### Dataset rows about figures:
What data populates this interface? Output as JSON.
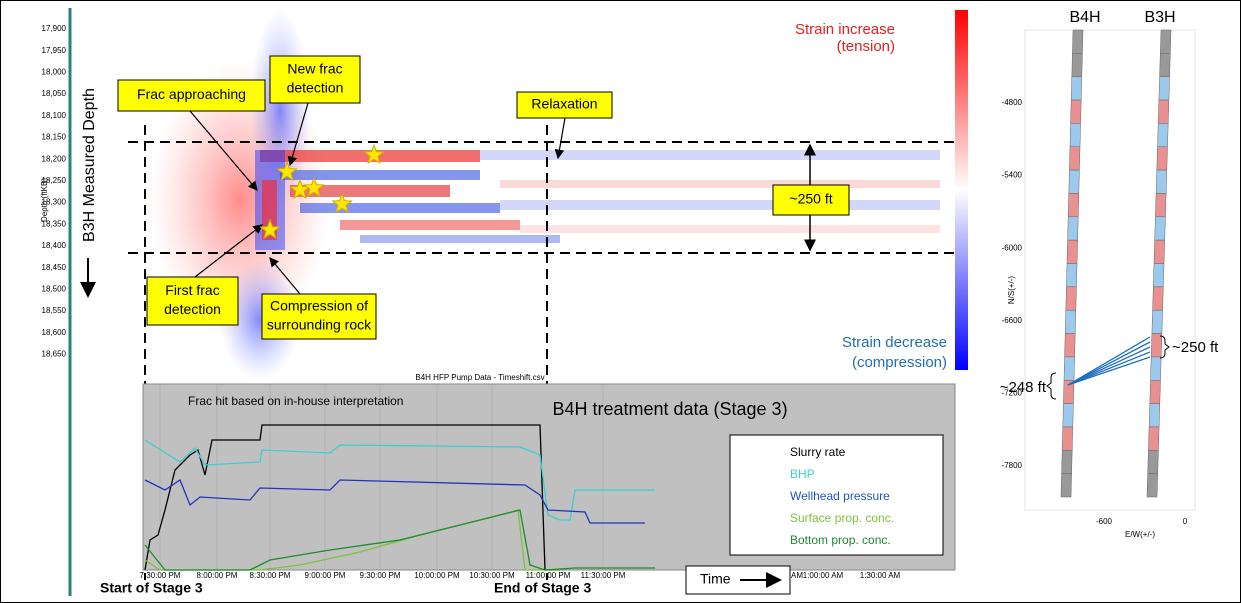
{
  "heatmap": {
    "depth_ticks": [
      "17,900",
      "17,950",
      "18,000",
      "18,050",
      "18,100",
      "18,150",
      "18,200",
      "18,250",
      "18,300",
      "18,350",
      "18,400",
      "18,450",
      "18,500",
      "18,550",
      "18,600",
      "18,650"
    ],
    "depth_axis_label": "Depth (ftKB)",
    "axis_title": "B3H Measured Depth",
    "increase": [
      "Strain increase",
      "(tension)"
    ],
    "decrease": [
      "Strain decrease",
      "(compression)"
    ],
    "callouts": [
      {
        "lines": [
          "Frac approaching"
        ]
      },
      {
        "lines": [
          "New frac",
          "detection"
        ]
      },
      {
        "lines": [
          "Relaxation"
        ]
      },
      {
        "lines": [
          "First frac",
          "detection"
        ]
      },
      {
        "lines": [
          "Compression of",
          "surrounding rock"
        ]
      },
      {
        "lines": [
          "~250 ft"
        ]
      }
    ]
  },
  "treatment": {
    "file": "B4H HFP Pump Data - Timeshift.csv",
    "title": "B4H treatment data (Stage 3)",
    "star_note": "Frac hit based on in-house interpretation",
    "legend": [
      "Slurry rate",
      "BHP",
      "Wellhead pressure",
      "Surface prop. conc.",
      "Bottom prop. conc."
    ],
    "time_ticks": [
      "7:30:00 PM",
      "8:00:00 PM",
      "8:30:00 PM",
      "9:00:00 PM",
      "9:30:00 PM",
      "10:00:00 PM",
      "10:30:00 PM",
      "11:00:00 PM",
      "11:30:00 PM",
      "AM",
      "1:00:00 AM",
      "1:30:00 AM"
    ],
    "time_label": "Time",
    "start": "Start of Stage 3",
    "end": "End of Stage 3"
  },
  "wells": {
    "names": [
      "B4H",
      "B3H"
    ],
    "ns_ticks": [
      "-4800",
      "-5400",
      "-6000",
      "-6600",
      "-7200",
      "-7800"
    ],
    "ns_label": "N/S(+/-)",
    "ew_ticks": [
      "-600",
      "0"
    ],
    "ew_label": "E/W(+/-)",
    "b4h_spacing": "~248 ft",
    "b3h_spacing": "~250 ft"
  }
}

### Task details:
Reproduce the material above verbatim; omit every picture.

### Exercise output:
What data populates this interface? Output as JSON.
{
  "heatmap": {
    "depth_ticks": [
      "17,900",
      "17,950",
      "18,000",
      "18,050",
      "18,100",
      "18,150",
      "18,200",
      "18,250",
      "18,300",
      "18,350",
      "18,400",
      "18,450",
      "18,500",
      "18,550",
      "18,600",
      "18,650"
    ],
    "depth_axis_label": "Depth (ftKB)",
    "axis_title": "B3H Measured Depth",
    "increase": [
      "Strain increase",
      "(tension)"
    ],
    "decrease": [
      "Strain decrease",
      "(compression)"
    ],
    "callouts": [
      {
        "lines": [
          "Frac approaching"
        ]
      },
      {
        "lines": [
          "New frac",
          "detection"
        ]
      },
      {
        "lines": [
          "Relaxation"
        ]
      },
      {
        "lines": [
          "First frac",
          "detection"
        ]
      },
      {
        "lines": [
          "Compression of",
          "surrounding rock"
        ]
      },
      {
        "lines": [
          "~250 ft"
        ]
      }
    ]
  },
  "treatment": {
    "file": "B4H HFP Pump Data - Timeshift.csv",
    "title": "B4H treatment data (Stage 3)",
    "star_note": "Frac hit based on in-house interpretation",
    "legend": [
      "Slurry rate",
      "BHP",
      "Wellhead pressure",
      "Surface prop. conc.",
      "Bottom prop. conc."
    ],
    "time_ticks": [
      "7:30:00 PM",
      "8:00:00 PM",
      "8:30:00 PM",
      "9:00:00 PM",
      "9:30:00 PM",
      "10:00:00 PM",
      "10:30:00 PM",
      "11:00:00 PM",
      "11:30:00 PM",
      "AM",
      "1:00:00 AM",
      "1:30:00 AM"
    ],
    "time_label": "Time",
    "start": "Start of Stage 3",
    "end": "End of Stage 3"
  },
  "wells": {
    "names": [
      "B4H",
      "B3H"
    ],
    "ns_ticks": [
      "-4800",
      "-5400",
      "-6000",
      "-6600",
      "-7200",
      "-7800"
    ],
    "ns_label": "N/S(+/-)",
    "ew_ticks": [
      "-600",
      "0"
    ],
    "ew_label": "E/W(+/-)",
    "b4h_spacing": "~248 ft",
    "b3h_spacing": "~250 ft"
  }
}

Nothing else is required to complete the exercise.